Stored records
-=-=-=-=-

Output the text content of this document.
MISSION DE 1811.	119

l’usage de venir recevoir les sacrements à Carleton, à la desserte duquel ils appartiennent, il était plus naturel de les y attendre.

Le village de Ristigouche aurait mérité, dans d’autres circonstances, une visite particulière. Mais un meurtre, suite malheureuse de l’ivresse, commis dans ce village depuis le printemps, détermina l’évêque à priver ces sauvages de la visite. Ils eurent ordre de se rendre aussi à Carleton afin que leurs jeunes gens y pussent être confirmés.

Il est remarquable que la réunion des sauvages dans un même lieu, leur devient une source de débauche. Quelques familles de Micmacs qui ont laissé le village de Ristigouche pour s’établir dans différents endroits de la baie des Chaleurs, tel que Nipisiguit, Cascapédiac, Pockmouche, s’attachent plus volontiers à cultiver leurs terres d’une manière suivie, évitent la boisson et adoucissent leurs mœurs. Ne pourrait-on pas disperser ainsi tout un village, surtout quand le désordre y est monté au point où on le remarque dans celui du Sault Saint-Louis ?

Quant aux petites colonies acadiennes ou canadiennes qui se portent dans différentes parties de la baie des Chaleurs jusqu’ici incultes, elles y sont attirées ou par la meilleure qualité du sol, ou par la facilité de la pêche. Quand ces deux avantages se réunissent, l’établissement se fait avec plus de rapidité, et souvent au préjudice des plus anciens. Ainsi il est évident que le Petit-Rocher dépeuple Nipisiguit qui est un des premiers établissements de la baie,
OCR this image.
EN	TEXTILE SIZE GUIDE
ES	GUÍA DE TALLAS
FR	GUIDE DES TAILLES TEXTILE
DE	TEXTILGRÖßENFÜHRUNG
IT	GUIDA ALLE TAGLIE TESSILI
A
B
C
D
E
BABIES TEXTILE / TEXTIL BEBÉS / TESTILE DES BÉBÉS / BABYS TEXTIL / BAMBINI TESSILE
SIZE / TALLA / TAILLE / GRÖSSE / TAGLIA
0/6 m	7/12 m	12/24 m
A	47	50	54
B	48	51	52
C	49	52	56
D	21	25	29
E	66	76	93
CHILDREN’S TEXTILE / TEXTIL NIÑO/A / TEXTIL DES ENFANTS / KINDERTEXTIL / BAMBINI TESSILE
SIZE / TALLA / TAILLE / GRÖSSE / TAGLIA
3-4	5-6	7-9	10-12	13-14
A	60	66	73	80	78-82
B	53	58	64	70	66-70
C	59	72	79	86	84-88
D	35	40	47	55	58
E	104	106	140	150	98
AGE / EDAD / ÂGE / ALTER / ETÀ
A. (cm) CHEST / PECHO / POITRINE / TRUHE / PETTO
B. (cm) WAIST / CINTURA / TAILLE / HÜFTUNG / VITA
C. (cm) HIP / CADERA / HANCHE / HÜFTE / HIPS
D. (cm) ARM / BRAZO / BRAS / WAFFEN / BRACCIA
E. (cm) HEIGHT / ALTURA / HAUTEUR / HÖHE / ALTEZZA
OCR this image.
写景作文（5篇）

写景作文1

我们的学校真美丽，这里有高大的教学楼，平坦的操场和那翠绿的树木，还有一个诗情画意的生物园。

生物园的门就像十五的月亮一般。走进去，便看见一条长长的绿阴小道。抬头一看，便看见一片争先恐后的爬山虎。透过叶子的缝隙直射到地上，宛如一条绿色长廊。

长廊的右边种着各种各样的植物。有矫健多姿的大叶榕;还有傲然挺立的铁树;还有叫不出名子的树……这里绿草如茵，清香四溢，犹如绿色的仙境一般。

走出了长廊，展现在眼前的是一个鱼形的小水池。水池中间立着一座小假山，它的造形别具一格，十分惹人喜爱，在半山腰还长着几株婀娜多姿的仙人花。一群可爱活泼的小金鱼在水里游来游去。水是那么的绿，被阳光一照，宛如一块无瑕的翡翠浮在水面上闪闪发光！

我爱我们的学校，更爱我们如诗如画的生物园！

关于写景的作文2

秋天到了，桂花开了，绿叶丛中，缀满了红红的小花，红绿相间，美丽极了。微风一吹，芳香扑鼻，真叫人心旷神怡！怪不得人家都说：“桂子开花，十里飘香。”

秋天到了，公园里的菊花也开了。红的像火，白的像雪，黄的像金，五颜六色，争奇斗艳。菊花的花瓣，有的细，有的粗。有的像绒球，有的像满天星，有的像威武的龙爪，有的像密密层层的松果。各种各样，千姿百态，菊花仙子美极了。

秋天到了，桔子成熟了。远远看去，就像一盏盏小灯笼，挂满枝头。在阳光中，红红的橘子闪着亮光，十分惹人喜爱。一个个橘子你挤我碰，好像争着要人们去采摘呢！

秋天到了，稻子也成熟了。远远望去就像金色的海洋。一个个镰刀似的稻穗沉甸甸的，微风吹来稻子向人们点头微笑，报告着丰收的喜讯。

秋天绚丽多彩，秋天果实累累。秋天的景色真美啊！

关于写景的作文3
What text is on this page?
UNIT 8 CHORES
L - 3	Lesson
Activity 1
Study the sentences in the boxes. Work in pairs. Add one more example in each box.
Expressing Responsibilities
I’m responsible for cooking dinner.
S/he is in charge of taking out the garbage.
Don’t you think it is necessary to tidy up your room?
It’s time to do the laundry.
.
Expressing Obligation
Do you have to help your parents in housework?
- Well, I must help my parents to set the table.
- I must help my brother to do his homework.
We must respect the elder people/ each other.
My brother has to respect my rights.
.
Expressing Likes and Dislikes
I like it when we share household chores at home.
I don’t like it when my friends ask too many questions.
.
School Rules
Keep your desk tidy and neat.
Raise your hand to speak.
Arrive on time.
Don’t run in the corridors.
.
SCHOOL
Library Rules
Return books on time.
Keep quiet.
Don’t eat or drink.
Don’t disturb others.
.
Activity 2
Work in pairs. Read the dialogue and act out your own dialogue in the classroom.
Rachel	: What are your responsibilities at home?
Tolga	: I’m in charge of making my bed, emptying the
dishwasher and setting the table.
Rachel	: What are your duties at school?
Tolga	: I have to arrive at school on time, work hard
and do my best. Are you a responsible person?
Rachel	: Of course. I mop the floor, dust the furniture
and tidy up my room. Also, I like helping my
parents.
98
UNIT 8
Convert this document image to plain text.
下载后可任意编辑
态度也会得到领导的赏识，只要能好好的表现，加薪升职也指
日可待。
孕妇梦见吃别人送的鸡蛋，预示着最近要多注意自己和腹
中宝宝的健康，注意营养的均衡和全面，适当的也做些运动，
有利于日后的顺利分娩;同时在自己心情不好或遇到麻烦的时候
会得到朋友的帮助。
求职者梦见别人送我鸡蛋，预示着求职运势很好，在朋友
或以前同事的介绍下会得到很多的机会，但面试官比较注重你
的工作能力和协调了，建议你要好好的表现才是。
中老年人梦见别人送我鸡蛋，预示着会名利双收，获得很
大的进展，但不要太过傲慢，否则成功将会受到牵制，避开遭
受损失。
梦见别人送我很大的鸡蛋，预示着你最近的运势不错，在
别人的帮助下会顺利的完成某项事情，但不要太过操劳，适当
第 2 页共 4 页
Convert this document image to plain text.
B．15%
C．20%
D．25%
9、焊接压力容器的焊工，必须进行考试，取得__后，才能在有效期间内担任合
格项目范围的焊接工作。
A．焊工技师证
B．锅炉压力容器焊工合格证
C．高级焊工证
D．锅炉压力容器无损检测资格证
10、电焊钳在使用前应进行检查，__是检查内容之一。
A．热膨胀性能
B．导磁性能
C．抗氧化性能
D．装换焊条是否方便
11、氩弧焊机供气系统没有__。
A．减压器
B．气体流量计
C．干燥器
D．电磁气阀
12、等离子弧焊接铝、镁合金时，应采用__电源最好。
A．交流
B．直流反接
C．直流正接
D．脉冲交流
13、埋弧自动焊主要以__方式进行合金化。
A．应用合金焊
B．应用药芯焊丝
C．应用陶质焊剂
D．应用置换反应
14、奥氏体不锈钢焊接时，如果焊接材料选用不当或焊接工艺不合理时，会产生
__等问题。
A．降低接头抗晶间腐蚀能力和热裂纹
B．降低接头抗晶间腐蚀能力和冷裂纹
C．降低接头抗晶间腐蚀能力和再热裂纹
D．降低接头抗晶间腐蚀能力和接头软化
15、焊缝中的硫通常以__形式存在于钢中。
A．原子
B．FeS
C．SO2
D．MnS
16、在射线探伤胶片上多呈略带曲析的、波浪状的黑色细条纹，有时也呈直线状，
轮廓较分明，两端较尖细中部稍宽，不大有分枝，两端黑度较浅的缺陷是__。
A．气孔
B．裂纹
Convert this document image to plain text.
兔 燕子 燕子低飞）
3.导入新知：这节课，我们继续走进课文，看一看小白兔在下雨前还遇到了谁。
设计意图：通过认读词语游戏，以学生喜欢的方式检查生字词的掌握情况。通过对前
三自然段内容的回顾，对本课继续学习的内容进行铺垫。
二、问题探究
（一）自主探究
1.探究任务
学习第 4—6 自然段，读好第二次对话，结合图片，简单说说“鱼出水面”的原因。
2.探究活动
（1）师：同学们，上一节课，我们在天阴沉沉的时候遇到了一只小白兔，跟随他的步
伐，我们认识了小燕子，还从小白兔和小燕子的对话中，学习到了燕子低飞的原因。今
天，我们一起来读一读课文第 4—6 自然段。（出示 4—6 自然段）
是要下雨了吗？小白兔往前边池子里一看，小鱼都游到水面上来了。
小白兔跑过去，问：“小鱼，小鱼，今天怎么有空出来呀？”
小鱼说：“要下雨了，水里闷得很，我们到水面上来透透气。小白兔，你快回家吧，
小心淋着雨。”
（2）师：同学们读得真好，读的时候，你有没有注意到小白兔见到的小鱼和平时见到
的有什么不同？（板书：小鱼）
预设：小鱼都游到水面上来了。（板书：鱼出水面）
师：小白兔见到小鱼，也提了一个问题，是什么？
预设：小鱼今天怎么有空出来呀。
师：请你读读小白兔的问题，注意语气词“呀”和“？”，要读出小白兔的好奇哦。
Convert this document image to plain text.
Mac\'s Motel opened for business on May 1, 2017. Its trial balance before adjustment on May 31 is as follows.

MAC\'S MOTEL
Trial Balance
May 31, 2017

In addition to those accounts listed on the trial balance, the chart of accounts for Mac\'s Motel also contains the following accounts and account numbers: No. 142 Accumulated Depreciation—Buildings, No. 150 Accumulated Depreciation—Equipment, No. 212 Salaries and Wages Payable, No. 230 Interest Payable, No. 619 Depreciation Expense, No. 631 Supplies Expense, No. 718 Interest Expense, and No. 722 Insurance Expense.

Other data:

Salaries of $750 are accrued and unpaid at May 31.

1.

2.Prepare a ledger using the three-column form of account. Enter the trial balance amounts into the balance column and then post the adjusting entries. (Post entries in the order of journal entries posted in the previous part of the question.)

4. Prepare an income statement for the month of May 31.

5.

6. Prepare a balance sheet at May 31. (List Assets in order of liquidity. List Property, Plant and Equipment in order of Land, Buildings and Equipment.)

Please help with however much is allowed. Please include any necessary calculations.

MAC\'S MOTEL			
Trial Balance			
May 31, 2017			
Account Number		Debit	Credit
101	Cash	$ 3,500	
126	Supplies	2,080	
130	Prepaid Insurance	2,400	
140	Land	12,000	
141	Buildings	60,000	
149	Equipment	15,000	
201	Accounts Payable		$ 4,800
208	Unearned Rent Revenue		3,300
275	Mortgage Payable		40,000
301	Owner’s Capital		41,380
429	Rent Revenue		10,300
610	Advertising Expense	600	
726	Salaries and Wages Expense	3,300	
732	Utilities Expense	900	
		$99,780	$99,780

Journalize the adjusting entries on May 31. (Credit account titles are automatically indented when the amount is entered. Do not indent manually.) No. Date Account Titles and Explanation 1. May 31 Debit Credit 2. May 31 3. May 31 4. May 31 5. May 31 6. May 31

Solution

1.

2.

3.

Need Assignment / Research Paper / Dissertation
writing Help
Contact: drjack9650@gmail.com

-=-=-=-=-

### Requirement
From the entries above, copy every line containing the word "your".

### Exercise result
Don’t you think it is necessary to tidy up your room?
Do you have to help your parents in housework?
Keep your desk tidy and neat.
Raise your hand to speak.
Work in pairs. Read the dialogue and act out your own dialogue in the classroom.
Rachel	: What are your responsibilities at home?
Rachel	: What are your duties at school?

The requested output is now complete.